== INSTRUCTIONS TO FOLLOW ==
Drop the pictures from the entries below, then reproduce the rest exactly.

== DATASET EXCERPTS ==
▶

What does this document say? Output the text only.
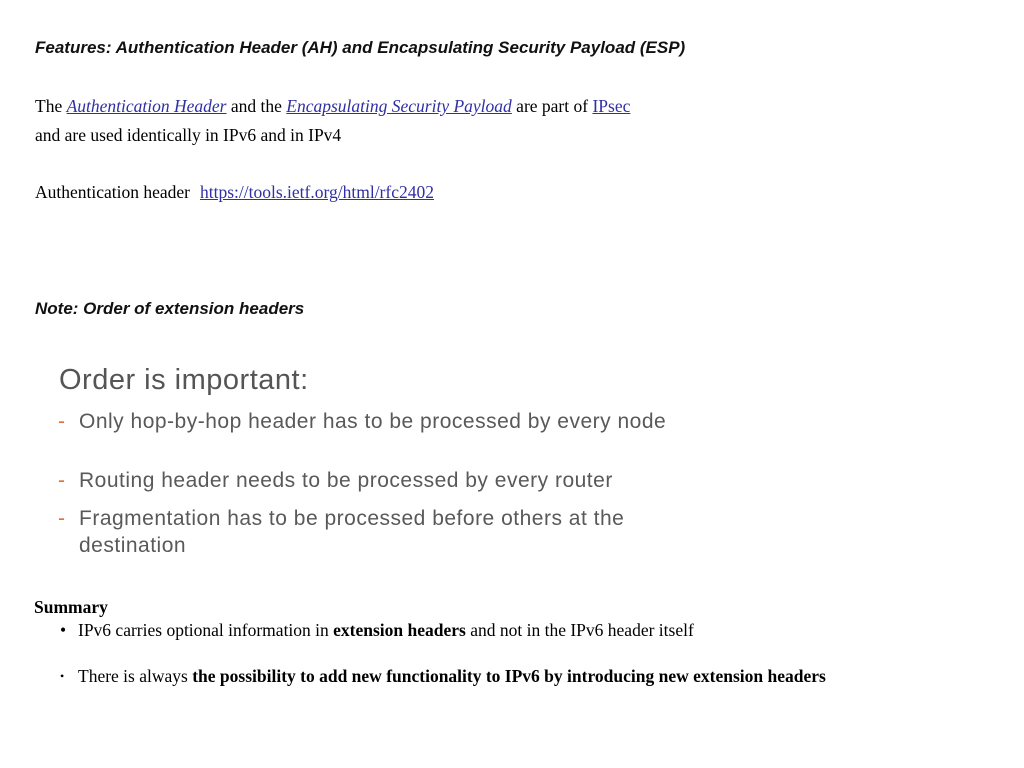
Features: Authentication Header (AH) and Encapsulating Security Payload (ESP)
The Authentication Header and the Encapsulating Security Payload are part of IPsec
and are used identically in IPv6 and in IPv4
Authentication header https://tools.ietf.org/html/rfc2402
Note: Order of extension headers
Order is important:
- Only hop-by-hop header has to be processed by every node
- Routing header needs to be processed by every router
- Fragmentation has to be processed before others at the destination
Summary
• IPv6 carries optional information in extension headers and not in the IPv6 header itself
• There is always the possibility to add new functionality to IPv6 by introducing new extension headers
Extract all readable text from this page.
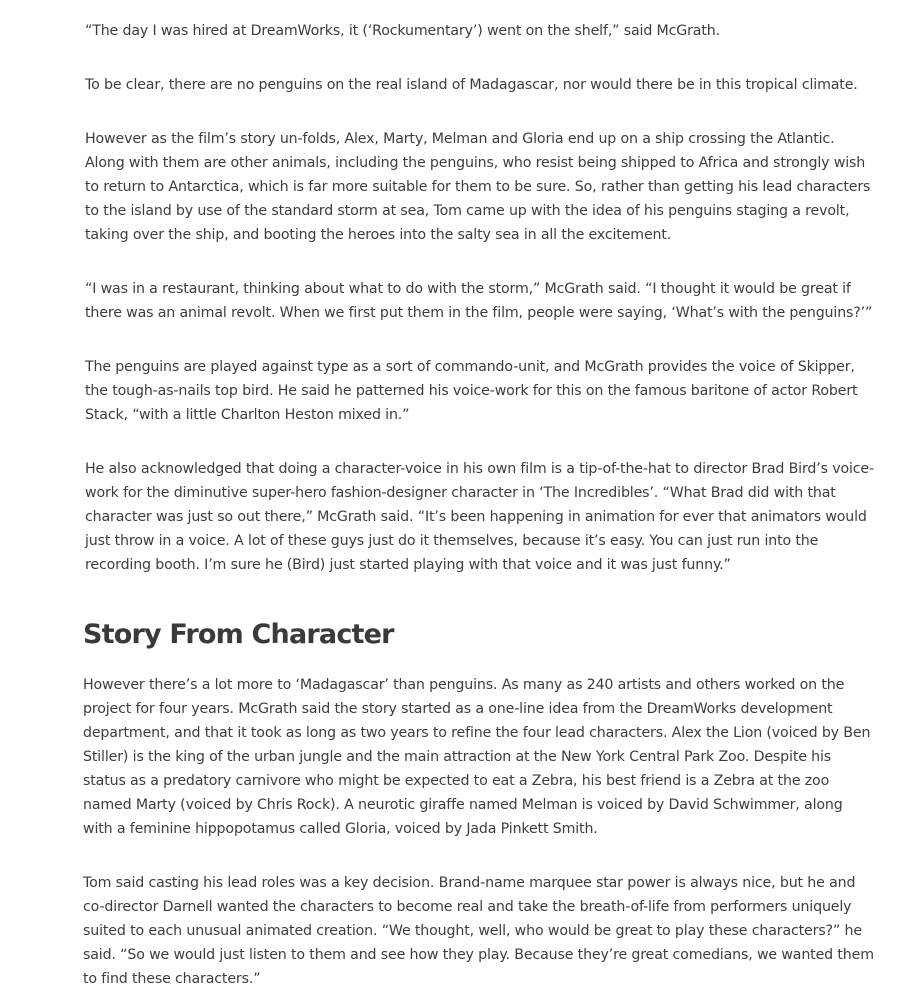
“The day I was hired at DreamWorks, it (‘Rockumentary’) went on the shelf,” said McGrath.

To be clear, there are no penguins on the real island of Madagascar, nor would there be in this tropical climate.

However as the film’s story un-folds, Alex, Marty, Melman and Gloria end up on a ship crossing the Atlantic. Along with them are other animals, including the penguins, who resist being shipped to Africa and strongly wish to return to Antarctica, which is far more suitable for them to be sure. So, rather than getting his lead characters to the island by use of the standard storm at sea, Tom came up with the idea of his penguins staging a revolt, taking over the ship, and booting the heroes into the salty sea in all the excitement.

“I was in a restaurant, thinking about what to do with the storm,” McGrath said. “I thought it would be great if there was an animal revolt. When we first put them in the film, people were saying, ‘What’s with the penguins?’”

The penguins are played against type as a sort of commando-unit, and McGrath provides the voice of Skipper, the tough-as-nails top bird. He said he patterned his voice-work for this on the famous baritone of actor Robert Stack, “with a little Charlton Heston mixed in.”

He also acknowledged that doing a character-voice in his own film is a tip-of-the-hat to director Brad Bird’s voice-work for the diminutive super-hero fashion-designer character in ‘The Incredibles’. “What Brad did with that character was just so out there,” McGrath said. “It’s been happening in animation for ever that animators would just throw in a voice. A lot of these guys just do it themselves, because it’s easy. You can just run into the recording booth. I’m sure he (Bird) just started playing with that voice and it was just funny.”

Story From Character

However there’s a lot more to ‘Madagascar’ than penguins. As many as 240 artists and others worked on the project for four years. McGrath said the story started as a one-line idea from the DreamWorks development department, and that it took as long as two years to refine the four lead characters. Alex the Lion (voiced by Ben Stiller) is the king of the urban jungle and the main attraction at the New York Central Park Zoo. Despite his status as a predatory carnivore who might be expected to eat a Zebra, his best friend is a Zebra at the zoo named Marty (voiced by Chris Rock). A neurotic giraffe named Melman is voiced by David Schwimmer, along with a feminine hippopotamus called Gloria, voiced by Jada Pinkett Smith.

Tom said casting his lead roles was a key decision. Brand-name marquee star power is always nice, but he and co-director Darnell wanted the characters to become real and take the breath-of-life from performers uniquely suited to each unusual animated creation. “We thought, well, who would be great to play these characters?” he said. “So we would just listen to them and see how they play. Because they’re great comedians, we wanted them to find these characters.”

◀

== FULL RESPONSE ==
What does this document say? Output the text only.
Features: Authentication Header (AH) and Encapsulating Security Payload (ESP)
The Authentication Header and the Encapsulating Security Payload are part of IPsec
and are used identically in IPv6 and in IPv4
Authentication header https://tools.ietf.org/html/rfc2402
Note: Order of extension headers
Order is important:
- Only hop-by-hop header has to be processed by every node
- Routing header needs to be processed by every router
- Fragmentation has to be processed before others at the destination
Summary
• IPv6 carries optional information in extension headers and not in the IPv6 header itself
• There is always the possibility to add new functionality to IPv6 by introducing new extension headers
Extract all readable text from this page.
“The day I was hired at DreamWorks, it (‘Rockumentary’) went on the shelf,” said McGrath.

To be clear, there are no penguins on the real island of Madagascar, nor would there be in this tropical climate.

However as the film’s story un-folds, Alex, Marty, Melman and Gloria end up on a ship crossing the Atlantic. Along with them are other animals, including the penguins, who resist being shipped to Africa and strongly wish to return to Antarctica, which is far more suitable for them to be sure. So, rather than getting his lead characters to the island by use of the standard storm at sea, Tom came up with the idea of his penguins staging a revolt, taking over the ship, and booting the heroes into the salty sea in all the excitement.

“I was in a restaurant, thinking about what to do with the storm,” McGrath said. “I thought it would be great if there was an animal revolt. When we first put them in the film, people were saying, ‘What’s with the penguins?’”

The penguins are played against type as a sort of commando-unit, and McGrath provides the voice of Skipper, the tough-as-nails top bird. He said he patterned his voice-work for this on the famous baritone of actor Robert Stack, “with a little Charlton Heston mixed in.”

He also acknowledged that doing a character-voice in his own film is a tip-of-the-hat to director Brad Bird’s voice-work for the diminutive super-hero fashion-designer character in ‘The Incredibles’. “What Brad did with that character was just so out there,” McGrath said. “It’s been happening in animation for ever that animators would just throw in a voice. A lot of these guys just do it themselves, because it’s easy. You can just run into the recording booth. I’m sure he (Bird) just started playing with that voice and it was just funny.”

Story From Character

However there’s a lot more to ‘Madagascar’ than penguins. As many as 240 artists and others worked on the project for four years. McGrath said the story started as a one-line idea from the DreamWorks development department, and that it took as long as two years to refine the four lead characters. Alex the Lion (voiced by Ben Stiller) is the king of the urban jungle and the main attraction at the New York Central Park Zoo. Despite his status as a predatory carnivore who might be expected to eat a Zebra, his best friend is a Zebra at the zoo named Marty (voiced by Chris Rock). A neurotic giraffe named Melman is voiced by David Schwimmer, along with a feminine hippopotamus called Gloria, voiced by Jada Pinkett Smith.

Tom said casting his lead roles was a key decision. Brand-name marquee star power is always nice, but he and co-director Darnell wanted the characters to become real and take the breath-of-life from performers uniquely suited to each unusual animated creation. “We thought, well, who would be great to play these characters?” he said. “So we would just listen to them and see how they play. Because they’re great comedians, we wanted them to find these characters.”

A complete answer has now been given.